--- Begin DATA SECTION ---

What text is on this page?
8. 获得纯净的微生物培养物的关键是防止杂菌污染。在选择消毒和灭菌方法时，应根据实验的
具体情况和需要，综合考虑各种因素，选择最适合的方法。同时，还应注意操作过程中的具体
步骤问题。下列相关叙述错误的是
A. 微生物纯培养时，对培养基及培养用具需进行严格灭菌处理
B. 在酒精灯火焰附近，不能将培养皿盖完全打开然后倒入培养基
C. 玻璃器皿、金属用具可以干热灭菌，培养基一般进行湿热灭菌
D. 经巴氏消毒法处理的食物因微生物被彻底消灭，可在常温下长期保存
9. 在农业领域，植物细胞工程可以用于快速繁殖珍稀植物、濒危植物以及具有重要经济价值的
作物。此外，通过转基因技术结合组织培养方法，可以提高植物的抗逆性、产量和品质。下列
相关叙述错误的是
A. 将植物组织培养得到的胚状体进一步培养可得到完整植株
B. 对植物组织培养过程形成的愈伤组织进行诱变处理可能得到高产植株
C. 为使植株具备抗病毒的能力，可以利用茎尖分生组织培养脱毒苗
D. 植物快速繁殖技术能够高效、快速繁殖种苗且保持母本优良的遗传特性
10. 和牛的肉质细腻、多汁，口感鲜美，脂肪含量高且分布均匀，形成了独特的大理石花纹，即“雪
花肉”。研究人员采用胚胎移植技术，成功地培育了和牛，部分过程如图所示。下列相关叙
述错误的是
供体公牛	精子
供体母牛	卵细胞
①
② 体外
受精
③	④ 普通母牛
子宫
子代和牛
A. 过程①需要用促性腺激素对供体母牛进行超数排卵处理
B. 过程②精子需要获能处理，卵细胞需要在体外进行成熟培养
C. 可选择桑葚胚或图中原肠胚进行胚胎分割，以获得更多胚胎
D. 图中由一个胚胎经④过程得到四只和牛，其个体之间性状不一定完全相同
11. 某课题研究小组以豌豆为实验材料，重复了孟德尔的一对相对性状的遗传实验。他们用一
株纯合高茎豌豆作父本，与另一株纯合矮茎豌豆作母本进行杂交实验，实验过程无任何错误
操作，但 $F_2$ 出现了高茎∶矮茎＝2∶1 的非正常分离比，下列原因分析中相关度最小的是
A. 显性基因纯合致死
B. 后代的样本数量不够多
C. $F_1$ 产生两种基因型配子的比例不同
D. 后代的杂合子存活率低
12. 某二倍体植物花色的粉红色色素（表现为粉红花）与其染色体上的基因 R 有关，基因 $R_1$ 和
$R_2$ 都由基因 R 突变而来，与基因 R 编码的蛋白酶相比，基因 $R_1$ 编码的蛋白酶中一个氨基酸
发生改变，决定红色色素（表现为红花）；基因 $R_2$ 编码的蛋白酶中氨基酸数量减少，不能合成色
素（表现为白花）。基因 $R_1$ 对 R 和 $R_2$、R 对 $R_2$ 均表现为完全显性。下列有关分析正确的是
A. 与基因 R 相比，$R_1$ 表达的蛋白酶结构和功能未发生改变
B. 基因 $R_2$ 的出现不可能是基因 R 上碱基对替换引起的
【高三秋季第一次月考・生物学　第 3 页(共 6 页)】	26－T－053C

--- End DATA SECTION ---
--- Begin DATA SECTION ---

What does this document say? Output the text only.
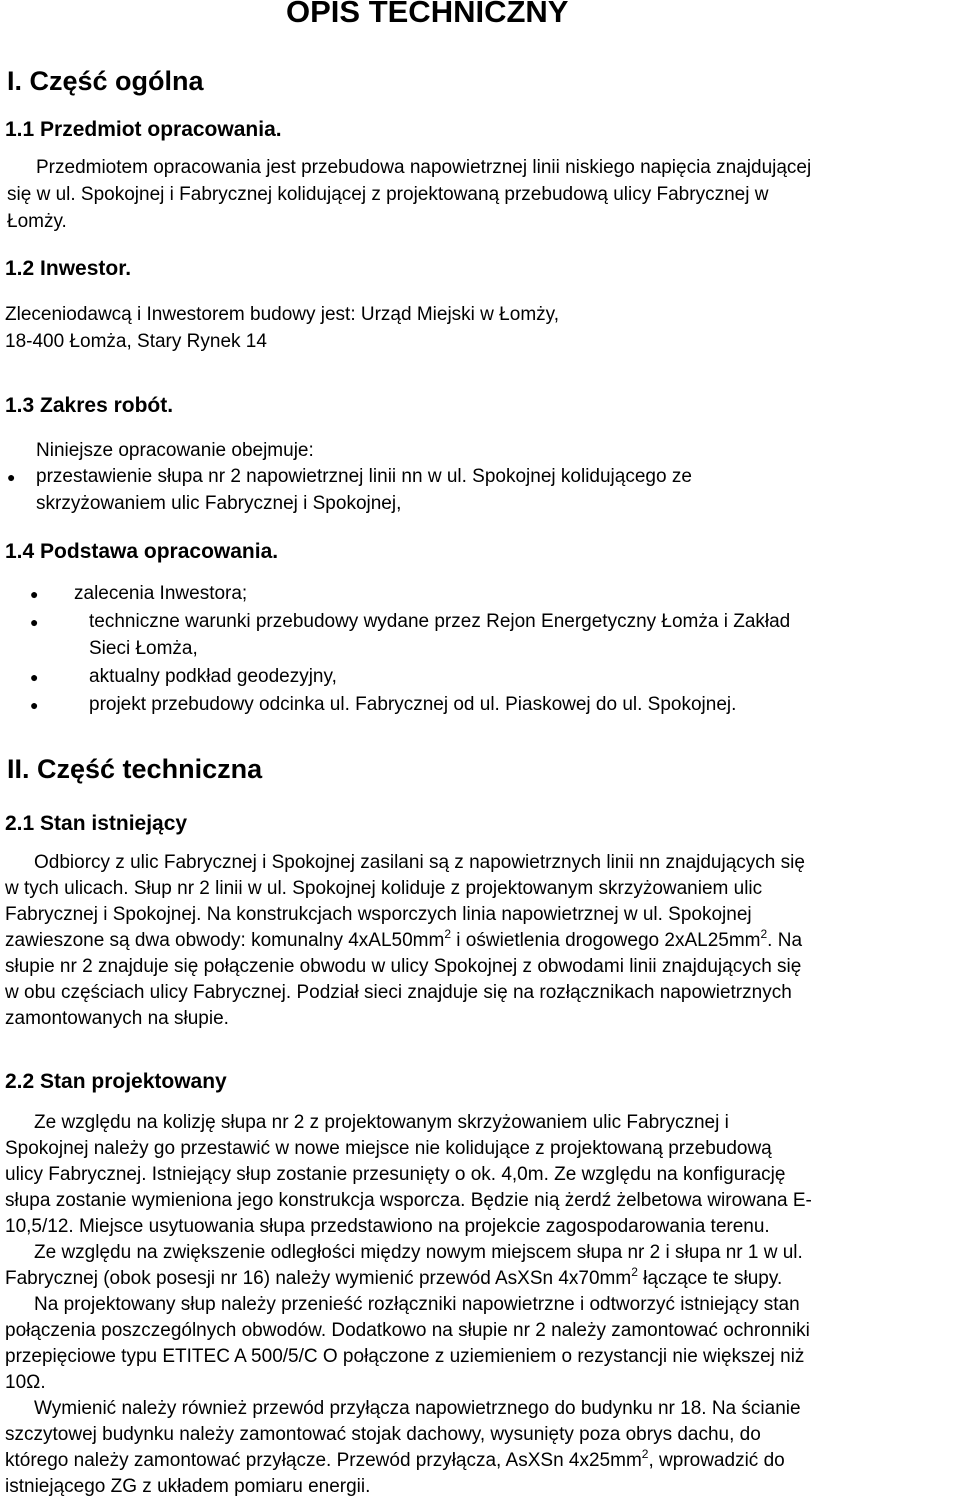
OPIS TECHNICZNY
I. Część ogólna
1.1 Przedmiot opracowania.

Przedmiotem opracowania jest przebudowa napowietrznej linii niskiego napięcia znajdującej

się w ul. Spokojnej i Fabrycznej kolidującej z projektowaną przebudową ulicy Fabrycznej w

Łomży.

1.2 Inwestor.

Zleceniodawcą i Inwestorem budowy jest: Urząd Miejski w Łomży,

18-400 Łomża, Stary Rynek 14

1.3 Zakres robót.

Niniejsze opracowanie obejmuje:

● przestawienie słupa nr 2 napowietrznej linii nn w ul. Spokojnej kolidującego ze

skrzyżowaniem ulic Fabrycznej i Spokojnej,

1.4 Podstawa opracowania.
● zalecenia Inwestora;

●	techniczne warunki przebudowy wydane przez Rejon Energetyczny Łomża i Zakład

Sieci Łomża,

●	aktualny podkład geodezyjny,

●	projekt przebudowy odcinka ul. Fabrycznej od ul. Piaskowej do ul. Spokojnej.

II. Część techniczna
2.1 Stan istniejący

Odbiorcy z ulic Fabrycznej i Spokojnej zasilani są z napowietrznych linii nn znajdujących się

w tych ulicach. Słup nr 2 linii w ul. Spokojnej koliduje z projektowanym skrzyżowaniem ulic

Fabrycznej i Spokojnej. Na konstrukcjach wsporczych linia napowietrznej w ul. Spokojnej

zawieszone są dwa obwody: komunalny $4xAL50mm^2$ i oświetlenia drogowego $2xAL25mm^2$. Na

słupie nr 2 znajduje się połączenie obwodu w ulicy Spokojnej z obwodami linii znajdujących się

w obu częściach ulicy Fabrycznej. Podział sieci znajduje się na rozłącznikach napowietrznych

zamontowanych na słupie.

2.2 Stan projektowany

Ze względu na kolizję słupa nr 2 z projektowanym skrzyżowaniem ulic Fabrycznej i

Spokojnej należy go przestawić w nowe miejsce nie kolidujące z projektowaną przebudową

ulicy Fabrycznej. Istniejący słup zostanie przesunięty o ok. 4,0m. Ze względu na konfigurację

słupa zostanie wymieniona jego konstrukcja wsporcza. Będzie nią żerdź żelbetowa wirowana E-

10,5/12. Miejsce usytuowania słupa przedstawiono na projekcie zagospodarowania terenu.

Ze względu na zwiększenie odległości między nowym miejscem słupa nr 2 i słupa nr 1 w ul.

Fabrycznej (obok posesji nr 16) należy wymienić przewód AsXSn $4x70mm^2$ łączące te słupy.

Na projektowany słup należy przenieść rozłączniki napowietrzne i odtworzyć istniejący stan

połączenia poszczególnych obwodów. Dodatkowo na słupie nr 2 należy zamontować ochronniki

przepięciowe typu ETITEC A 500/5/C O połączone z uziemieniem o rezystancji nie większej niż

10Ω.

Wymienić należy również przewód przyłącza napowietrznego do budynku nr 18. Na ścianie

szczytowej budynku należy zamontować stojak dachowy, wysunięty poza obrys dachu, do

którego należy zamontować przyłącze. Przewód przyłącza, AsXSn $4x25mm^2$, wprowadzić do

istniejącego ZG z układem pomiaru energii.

--- End DATA SECTION ---

> _TO BE DONE_
Using the material above, report each line where "przyłącza" occurs.

> _FULL OUTPUT_
Wymienić należy również przewód przyłącza napowietrznego do budynku nr 18. Na ścianie
którego należy zamontować przyłącze. Przewód przyłącza, AsXSn $4x25mm^2$, wprowadzić do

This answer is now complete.